What is asked =>
1. According to the court opinion, how many acres does the Kentucky Transpark occupy?
2. Carry the court opinion forward from its last sentence.
start Passage provided
KARST Envtl. Educ. v. Fed. HIGHWAY Admin.

Decision Date14 April 2011
Docket NumberCASE NO. 1:10-CV-00154-R
PartiesKARST ENVIRONMENTAL EDUCATION AND PROTECTION, INC. PLAINTIFF v. FEDERAL HIGHWAY ADMINISTRATION, et al. DEFENDANTS
CourtU.S. District Court — Western District of Kentucky

OPINION TEXT STARTS HERE

MEMORANDUM OPINION

This matter is before the Court upon Movants' motion to intervene as defendants (DN 7). Plaintiff and Defendants have both responded in opposition (DN 14; DN 17). Movants have replied (DN 18; DN 19). This motion is now ripe of adjudication. For the reasons that follow, Movants' motion is DENIED.

Movants have also filed a motion for leave to file a brief as amicus curiae (DN 24). For the reasons that follow, this motion is GRANTED. Movants may participate in the instant action as amicus curiae and are permitted to file memoranda to support or oppose any dispositive motions.

FACTUAL BACKGROUND

This action has its origins in the commercial and industrial growth that has characterized Bowling Green, Kentucky ("City"), for the past several decades. A recent study by the federal government found that the City and the county in which it sits, Warren County ("County"), serve as the main economic center for southwestern Kentucky, and that both are increasing rapidly in population. DN 17-2 at 11. This growth has served to create a prosperous, economically-vibrant region of the state; it has also strained the existing infrastructure of surrounding area, in particular the locality's roads and highways.

To the northeast of the City are located, U.S. interstate 1-65 ("1-65") and U.S. Highway 31-West ("U.S. 31"). The two highways project out from the City like the spokes of a wheel. I-65 heads due east while U.S. 31 takes a more northeasterly route. The corridor created by the divergence of the two thoroughfares has grown substantially in the last thirty years ("the Corridor"). It is heavily populated, with several industrial parks, an assortment of commercial businesses, a number of apartment complexes, mobile home parks, and single family residences. Growth in and around the Corridor has caused increased traffic on the surrounding roads. This in turn has led to a spike in motor-vehicle accidents that is "higher than those for other similar Kentucky highway segments." DN 17-2 at 1-15.

One of these industrial parks in the Corridor is the Kentucky Transpark ("Transpark"), an industrial economic zone developed by the Inter-Modal Transportation Authority, Inc. ("ITA"). ITA is a nonprofit agency formed by the City and County to purchase land for and to develop the Transpark. It purchased the 800 acres the Transpark now occupies through a $25 million industrial revenue bond issuance. In 2007, the City and County assumed equal responsibility for the bonds if ITA fails to comply with its interest-payment schedule.
end Passage provided
start Material
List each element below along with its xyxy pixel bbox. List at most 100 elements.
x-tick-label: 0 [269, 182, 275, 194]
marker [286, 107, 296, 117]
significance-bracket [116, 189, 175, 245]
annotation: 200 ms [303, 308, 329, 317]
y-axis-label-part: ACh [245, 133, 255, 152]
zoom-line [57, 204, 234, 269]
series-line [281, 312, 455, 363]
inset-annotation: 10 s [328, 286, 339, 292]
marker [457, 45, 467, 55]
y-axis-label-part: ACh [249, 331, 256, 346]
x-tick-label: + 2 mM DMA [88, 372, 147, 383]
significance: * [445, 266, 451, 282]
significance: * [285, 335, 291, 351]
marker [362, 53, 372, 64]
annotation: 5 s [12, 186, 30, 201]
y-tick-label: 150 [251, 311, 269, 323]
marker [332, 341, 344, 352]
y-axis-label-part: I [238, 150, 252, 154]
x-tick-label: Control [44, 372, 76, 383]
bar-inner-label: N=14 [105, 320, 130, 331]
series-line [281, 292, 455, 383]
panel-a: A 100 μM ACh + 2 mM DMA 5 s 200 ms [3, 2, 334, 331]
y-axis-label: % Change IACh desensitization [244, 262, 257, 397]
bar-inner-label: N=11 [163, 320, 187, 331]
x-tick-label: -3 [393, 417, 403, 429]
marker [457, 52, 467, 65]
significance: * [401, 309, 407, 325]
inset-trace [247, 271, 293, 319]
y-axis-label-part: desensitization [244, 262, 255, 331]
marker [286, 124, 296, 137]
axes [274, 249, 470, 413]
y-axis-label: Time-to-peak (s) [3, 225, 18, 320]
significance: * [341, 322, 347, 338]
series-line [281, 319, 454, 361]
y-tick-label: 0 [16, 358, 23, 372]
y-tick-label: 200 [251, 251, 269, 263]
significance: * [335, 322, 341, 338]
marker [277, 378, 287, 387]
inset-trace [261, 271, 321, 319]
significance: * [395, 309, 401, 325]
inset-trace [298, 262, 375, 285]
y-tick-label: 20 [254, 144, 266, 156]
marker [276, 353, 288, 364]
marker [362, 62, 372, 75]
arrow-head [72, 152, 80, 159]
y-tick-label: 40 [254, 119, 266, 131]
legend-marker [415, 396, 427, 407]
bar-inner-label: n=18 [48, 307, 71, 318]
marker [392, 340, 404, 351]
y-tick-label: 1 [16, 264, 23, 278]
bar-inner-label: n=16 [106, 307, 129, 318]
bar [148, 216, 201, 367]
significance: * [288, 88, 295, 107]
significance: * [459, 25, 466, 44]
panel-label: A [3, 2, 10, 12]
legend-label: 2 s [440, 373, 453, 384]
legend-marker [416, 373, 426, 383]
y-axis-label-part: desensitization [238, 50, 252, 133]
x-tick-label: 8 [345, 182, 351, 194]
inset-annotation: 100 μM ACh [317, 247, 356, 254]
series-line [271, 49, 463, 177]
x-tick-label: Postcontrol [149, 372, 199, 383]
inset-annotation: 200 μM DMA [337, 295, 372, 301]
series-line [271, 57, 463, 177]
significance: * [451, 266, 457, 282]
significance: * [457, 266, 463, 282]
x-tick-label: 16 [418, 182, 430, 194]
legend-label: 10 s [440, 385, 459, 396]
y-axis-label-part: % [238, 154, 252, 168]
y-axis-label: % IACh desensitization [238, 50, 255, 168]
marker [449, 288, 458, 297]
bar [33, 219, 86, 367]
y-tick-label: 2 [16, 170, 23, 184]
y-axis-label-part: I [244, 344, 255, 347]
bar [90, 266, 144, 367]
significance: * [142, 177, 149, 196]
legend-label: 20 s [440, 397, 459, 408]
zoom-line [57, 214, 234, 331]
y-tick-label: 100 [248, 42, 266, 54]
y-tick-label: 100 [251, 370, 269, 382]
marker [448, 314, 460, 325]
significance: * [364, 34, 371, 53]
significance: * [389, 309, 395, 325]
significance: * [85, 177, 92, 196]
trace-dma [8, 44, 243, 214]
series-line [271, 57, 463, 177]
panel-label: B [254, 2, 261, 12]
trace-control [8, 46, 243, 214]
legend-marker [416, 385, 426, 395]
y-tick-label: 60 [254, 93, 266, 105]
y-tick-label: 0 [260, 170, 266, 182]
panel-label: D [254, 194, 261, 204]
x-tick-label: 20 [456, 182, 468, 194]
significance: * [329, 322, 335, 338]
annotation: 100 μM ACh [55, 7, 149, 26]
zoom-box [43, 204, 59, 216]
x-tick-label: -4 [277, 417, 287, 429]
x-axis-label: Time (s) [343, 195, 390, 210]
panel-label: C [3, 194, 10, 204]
end Material
Outputs by task =>
1. 800 acres.

2.
To alleviate the increased congestion and to create a safer network of roads, the Kentucky Transportation Cabinet ("KYTC") and the Federal Highway Administration ("FHWA") began planning a connector road that would extend from north to south, linking the two spokes of the Corridor, I-65 and U.S. 31 ("Project"). In 2003, FHWA published notices of the plan and stated its intent to analyze the Project under the National Environmental Policy Act of 1969 ("NEPA").1 A number of meetings were held with state and government agencies that included the City, the County, the United States Park Service, the Kentucky Departments of Agriculture and Fish and Wildlife Resources, and others. The groups discussed the environmental impact of the Project and its alternatives at length, after which the FHWA and KYTC released the Final Environmental Impact Statement ("FEIS"). The FEIS described eight different options for the Project, and then detailed the labors of FHWA and KYTC in deciding on which option to pursue. Eventually, the FHWA decided upon Alternative 6-Orange, as laid out in the FEIS, for the Project. Alternative 6-Orange calls for a four-lane divided highway between I-65 and U.S. 31, with anticipated costs of more than $70 million. As designed, the Project will intersect the Transpark twice and the primary interchange with U.S. 31 will sit only 9/10s of a mile away from the Transpark's entrance. Id. at 19, 66-69. Although the City, County, and ITA did participate in these meetings before the FEIS's publication, they were not involved in the ultimate decision arrived upon by FHWA and KYTC.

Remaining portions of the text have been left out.